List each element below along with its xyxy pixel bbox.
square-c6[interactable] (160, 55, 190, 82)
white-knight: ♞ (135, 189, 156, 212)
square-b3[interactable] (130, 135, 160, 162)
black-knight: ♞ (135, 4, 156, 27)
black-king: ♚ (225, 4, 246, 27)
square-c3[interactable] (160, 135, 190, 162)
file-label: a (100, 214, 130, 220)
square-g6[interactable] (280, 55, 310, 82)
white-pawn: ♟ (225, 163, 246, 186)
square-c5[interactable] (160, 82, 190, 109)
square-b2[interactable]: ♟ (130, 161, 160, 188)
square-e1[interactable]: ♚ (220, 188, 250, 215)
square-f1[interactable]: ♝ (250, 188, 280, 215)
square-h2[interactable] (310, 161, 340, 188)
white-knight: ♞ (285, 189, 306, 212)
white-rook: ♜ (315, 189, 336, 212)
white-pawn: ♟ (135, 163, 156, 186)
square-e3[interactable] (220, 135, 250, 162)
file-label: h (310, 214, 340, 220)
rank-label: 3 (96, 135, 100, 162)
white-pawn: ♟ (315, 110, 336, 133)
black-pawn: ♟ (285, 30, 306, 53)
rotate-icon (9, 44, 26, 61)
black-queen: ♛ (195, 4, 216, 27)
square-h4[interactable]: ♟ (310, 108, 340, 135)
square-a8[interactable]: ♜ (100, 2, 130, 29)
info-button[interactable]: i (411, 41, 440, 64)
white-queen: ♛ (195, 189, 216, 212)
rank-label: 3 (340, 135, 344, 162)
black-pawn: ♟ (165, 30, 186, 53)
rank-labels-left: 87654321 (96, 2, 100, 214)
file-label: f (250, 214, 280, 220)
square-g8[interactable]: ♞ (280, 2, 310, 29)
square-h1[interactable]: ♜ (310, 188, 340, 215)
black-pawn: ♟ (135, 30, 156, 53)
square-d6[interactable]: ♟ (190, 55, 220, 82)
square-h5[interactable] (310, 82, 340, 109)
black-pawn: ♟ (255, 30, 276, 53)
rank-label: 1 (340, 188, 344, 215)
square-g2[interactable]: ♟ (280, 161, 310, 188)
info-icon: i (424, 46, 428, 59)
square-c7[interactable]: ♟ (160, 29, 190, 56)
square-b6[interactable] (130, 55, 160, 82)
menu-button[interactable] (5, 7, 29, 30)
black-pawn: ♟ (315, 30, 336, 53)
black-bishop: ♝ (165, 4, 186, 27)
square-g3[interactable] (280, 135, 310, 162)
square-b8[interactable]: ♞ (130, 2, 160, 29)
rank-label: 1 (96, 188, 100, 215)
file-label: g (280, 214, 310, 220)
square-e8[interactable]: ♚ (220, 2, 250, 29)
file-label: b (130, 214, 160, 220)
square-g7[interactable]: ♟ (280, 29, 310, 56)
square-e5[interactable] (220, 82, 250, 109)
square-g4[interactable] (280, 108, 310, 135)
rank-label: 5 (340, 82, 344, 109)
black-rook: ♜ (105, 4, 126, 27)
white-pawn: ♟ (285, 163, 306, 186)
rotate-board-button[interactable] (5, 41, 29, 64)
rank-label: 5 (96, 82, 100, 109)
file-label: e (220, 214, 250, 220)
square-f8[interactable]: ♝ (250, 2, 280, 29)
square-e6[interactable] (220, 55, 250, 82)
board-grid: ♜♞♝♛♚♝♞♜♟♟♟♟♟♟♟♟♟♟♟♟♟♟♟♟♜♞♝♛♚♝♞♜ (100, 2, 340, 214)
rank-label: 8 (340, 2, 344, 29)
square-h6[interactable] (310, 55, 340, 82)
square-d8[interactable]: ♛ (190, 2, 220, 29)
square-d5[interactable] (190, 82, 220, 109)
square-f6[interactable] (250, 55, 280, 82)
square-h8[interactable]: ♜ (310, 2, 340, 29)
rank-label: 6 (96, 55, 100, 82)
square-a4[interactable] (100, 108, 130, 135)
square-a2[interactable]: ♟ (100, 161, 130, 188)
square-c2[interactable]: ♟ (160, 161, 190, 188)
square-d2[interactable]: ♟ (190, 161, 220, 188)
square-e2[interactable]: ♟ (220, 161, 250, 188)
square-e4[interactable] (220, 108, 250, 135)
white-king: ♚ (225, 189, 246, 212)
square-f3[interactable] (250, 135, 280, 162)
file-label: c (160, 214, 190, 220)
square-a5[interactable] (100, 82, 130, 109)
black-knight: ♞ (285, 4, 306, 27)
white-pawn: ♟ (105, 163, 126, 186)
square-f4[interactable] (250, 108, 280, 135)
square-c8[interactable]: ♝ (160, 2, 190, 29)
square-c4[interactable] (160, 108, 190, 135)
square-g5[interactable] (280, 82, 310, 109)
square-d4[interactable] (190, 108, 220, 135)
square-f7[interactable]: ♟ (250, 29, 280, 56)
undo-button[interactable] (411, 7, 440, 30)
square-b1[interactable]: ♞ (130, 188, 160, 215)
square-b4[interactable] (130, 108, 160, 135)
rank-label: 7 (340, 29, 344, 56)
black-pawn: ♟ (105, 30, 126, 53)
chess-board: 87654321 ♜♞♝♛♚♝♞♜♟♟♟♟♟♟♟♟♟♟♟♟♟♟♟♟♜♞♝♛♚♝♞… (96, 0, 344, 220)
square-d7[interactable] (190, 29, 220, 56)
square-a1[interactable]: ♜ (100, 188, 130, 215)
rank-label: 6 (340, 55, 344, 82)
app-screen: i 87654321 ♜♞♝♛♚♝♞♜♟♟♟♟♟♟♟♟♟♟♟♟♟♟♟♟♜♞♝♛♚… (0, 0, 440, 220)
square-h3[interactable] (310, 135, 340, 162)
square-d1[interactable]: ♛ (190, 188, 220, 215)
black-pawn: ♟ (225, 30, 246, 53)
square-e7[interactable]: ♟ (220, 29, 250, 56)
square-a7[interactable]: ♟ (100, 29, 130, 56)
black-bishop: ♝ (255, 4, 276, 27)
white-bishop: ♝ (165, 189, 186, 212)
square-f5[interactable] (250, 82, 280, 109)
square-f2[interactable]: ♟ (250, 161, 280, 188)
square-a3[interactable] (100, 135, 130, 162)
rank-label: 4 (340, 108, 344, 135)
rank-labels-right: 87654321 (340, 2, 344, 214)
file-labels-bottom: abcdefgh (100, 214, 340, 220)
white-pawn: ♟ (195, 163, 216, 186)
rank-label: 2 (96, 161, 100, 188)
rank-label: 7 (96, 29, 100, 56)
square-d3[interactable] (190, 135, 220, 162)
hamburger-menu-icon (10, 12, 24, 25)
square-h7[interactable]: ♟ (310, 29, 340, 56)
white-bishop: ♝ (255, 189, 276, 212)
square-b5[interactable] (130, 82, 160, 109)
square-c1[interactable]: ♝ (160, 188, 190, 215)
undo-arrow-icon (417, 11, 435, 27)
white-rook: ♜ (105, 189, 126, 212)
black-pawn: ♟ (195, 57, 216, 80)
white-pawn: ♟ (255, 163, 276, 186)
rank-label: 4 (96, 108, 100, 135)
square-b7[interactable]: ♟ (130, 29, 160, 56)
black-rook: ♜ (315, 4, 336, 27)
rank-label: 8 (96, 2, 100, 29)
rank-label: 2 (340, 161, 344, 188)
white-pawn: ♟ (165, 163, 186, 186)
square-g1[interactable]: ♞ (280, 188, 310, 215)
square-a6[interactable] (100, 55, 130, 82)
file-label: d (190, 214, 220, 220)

········

Please edit the listing above by replacing "rotate-icon" with "flip-board-icon" and leaving every other line untouched.

List each element below along with its xyxy pixel bbox.
square-c6[interactable] (160, 55, 190, 82)
white-knight: ♞ (135, 189, 156, 212)
square-b3[interactable] (130, 135, 160, 162)
black-knight: ♞ (135, 4, 156, 27)
black-king: ♚ (225, 4, 246, 27)
square-c3[interactable] (160, 135, 190, 162)
file-label: a (100, 214, 130, 220)
square-g6[interactable] (280, 55, 310, 82)
white-pawn: ♟ (225, 163, 246, 186)
square-c5[interactable] (160, 82, 190, 109)
square-b2[interactable]: ♟ (130, 161, 160, 188)
square-e1[interactable]: ♚ (220, 188, 250, 215)
square-f1[interactable]: ♝ (250, 188, 280, 215)
square-h2[interactable] (310, 161, 340, 188)
white-knight: ♞ (285, 189, 306, 212)
white-rook: ♜ (315, 189, 336, 212)
white-pawn: ♟ (135, 163, 156, 186)
square-e3[interactable] (220, 135, 250, 162)
file-label: h (310, 214, 340, 220)
rank-label: 3 (96, 135, 100, 162)
white-pawn: ♟ (315, 110, 336, 133)
black-pawn: ♟ (285, 30, 306, 53)
flip-board-icon (9, 44, 26, 61)
black-queen: ♛ (195, 4, 216, 27)
square-h4[interactable]: ♟ (310, 108, 340, 135)
square-a8[interactable]: ♜ (100, 2, 130, 29)
info-button[interactable]: i (411, 41, 440, 64)
white-queen: ♛ (195, 189, 216, 212)
rank-label: 3 (340, 135, 344, 162)
black-pawn: ♟ (165, 30, 186, 53)
rank-labels-left: 87654321 (96, 2, 100, 214)
file-label: f (250, 214, 280, 220)
square-g8[interactable]: ♞ (280, 2, 310, 29)
square-h1[interactable]: ♜ (310, 188, 340, 215)
black-pawn: ♟ (135, 30, 156, 53)
square-d6[interactable]: ♟ (190, 55, 220, 82)
square-h5[interactable] (310, 82, 340, 109)
black-pawn: ♟ (255, 30, 276, 53)
rank-label: 1 (340, 188, 344, 215)
square-g2[interactable]: ♟ (280, 161, 310, 188)
info-icon: i (424, 46, 428, 59)
square-c7[interactable]: ♟ (160, 29, 190, 56)
square-b6[interactable] (130, 55, 160, 82)
menu-button[interactable] (5, 7, 29, 30)
black-pawn: ♟ (315, 30, 336, 53)
black-bishop: ♝ (165, 4, 186, 27)
square-g3[interactable] (280, 135, 310, 162)
square-b8[interactable]: ♞ (130, 2, 160, 29)
rank-label: 1 (96, 188, 100, 215)
file-label: g (280, 214, 310, 220)
square-e8[interactable]: ♚ (220, 2, 250, 29)
file-label: b (130, 214, 160, 220)
square-g7[interactable]: ♟ (280, 29, 310, 56)
square-e5[interactable] (220, 82, 250, 109)
square-g4[interactable] (280, 108, 310, 135)
rank-label: 5 (340, 82, 344, 109)
black-rook: ♜ (105, 4, 126, 27)
white-pawn: ♟ (285, 163, 306, 186)
rotate-board-button[interactable] (5, 41, 29, 64)
rank-label: 5 (96, 82, 100, 109)
file-label: e (220, 214, 250, 220)
square-f8[interactable]: ♝ (250, 2, 280, 29)
square-e6[interactable] (220, 55, 250, 82)
board-grid: ♜♞♝♛♚♝♞♜♟♟♟♟♟♟♟♟♟♟♟♟♟♟♟♟♜♞♝♛♚♝♞♜ (100, 2, 340, 214)
rank-label: 8 (340, 2, 344, 29)
square-h6[interactable] (310, 55, 340, 82)
square-d8[interactable]: ♛ (190, 2, 220, 29)
square-d5[interactable] (190, 82, 220, 109)
square-f6[interactable] (250, 55, 280, 82)
square-h8[interactable]: ♜ (310, 2, 340, 29)
rank-label: 6 (96, 55, 100, 82)
square-a4[interactable] (100, 108, 130, 135)
square-a2[interactable]: ♟ (100, 161, 130, 188)
square-c2[interactable]: ♟ (160, 161, 190, 188)
square-d2[interactable]: ♟ (190, 161, 220, 188)
square-e2[interactable]: ♟ (220, 161, 250, 188)
square-e4[interactable] (220, 108, 250, 135)
white-king: ♚ (225, 189, 246, 212)
square-f3[interactable] (250, 135, 280, 162)
file-label: c (160, 214, 190, 220)
square-a5[interactable] (100, 82, 130, 109)
black-knight: ♞ (285, 4, 306, 27)
white-pawn: ♟ (105, 163, 126, 186)
square-f4[interactable] (250, 108, 280, 135)
square-c8[interactable]: ♝ (160, 2, 190, 29)
square-c4[interactable] (160, 108, 190, 135)
square-g5[interactable] (280, 82, 310, 109)
square-d4[interactable] (190, 108, 220, 135)
square-f7[interactable]: ♟ (250, 29, 280, 56)
undo-button[interactable] (411, 7, 440, 30)
square-b1[interactable]: ♞ (130, 188, 160, 215)
square-b4[interactable] (130, 108, 160, 135)
rank-label: 7 (340, 29, 344, 56)
black-pawn: ♟ (105, 30, 126, 53)
chess-board: 87654321 ♜♞♝♛♚♝♞♜♟♟♟♟♟♟♟♟♟♟♟♟♟♟♟♟♜♞♝♛♚♝♞… (96, 0, 344, 220)
square-d7[interactable] (190, 29, 220, 56)
square-a1[interactable]: ♜ (100, 188, 130, 215)
rank-label: 6 (340, 55, 344, 82)
app-screen: i 87654321 ♜♞♝♛♚♝♞♜♟♟♟♟♟♟♟♟♟♟♟♟♟♟♟♟♜♞♝♛♚… (0, 0, 440, 220)
square-h3[interactable] (310, 135, 340, 162)
square-d1[interactable]: ♛ (190, 188, 220, 215)
black-pawn: ♟ (225, 30, 246, 53)
square-e7[interactable]: ♟ (220, 29, 250, 56)
square-a7[interactable]: ♟ (100, 29, 130, 56)
black-bishop: ♝ (255, 4, 276, 27)
white-bishop: ♝ (165, 189, 186, 212)
square-f5[interactable] (250, 82, 280, 109)
square-f2[interactable]: ♟ (250, 161, 280, 188)
square-a3[interactable] (100, 135, 130, 162)
rank-label: 4 (340, 108, 344, 135)
rank-labels-right: 87654321 (340, 2, 344, 214)
file-labels-bottom: abcdefgh (100, 214, 340, 220)
white-pawn: ♟ (195, 163, 216, 186)
rank-label: 2 (96, 161, 100, 188)
rank-label: 7 (96, 29, 100, 56)
square-d3[interactable] (190, 135, 220, 162)
hamburger-menu-icon (10, 12, 24, 25)
square-h7[interactable]: ♟ (310, 29, 340, 56)
white-bishop: ♝ (255, 189, 276, 212)
square-b5[interactable] (130, 82, 160, 109)
square-c1[interactable]: ♝ (160, 188, 190, 215)
undo-arrow-icon (417, 11, 435, 27)
white-rook: ♜ (105, 189, 126, 212)
black-pawn: ♟ (195, 57, 216, 80)
white-pawn: ♟ (255, 163, 276, 186)
rank-label: 4 (96, 108, 100, 135)
square-b7[interactable]: ♟ (130, 29, 160, 56)
black-rook: ♜ (315, 4, 336, 27)
rank-label: 8 (96, 2, 100, 29)
rank-label: 2 (340, 161, 344, 188)
white-pawn: ♟ (165, 163, 186, 186)
square-g1[interactable]: ♞ (280, 188, 310, 215)
square-a6[interactable] (100, 55, 130, 82)
file-label: d (190, 214, 220, 220)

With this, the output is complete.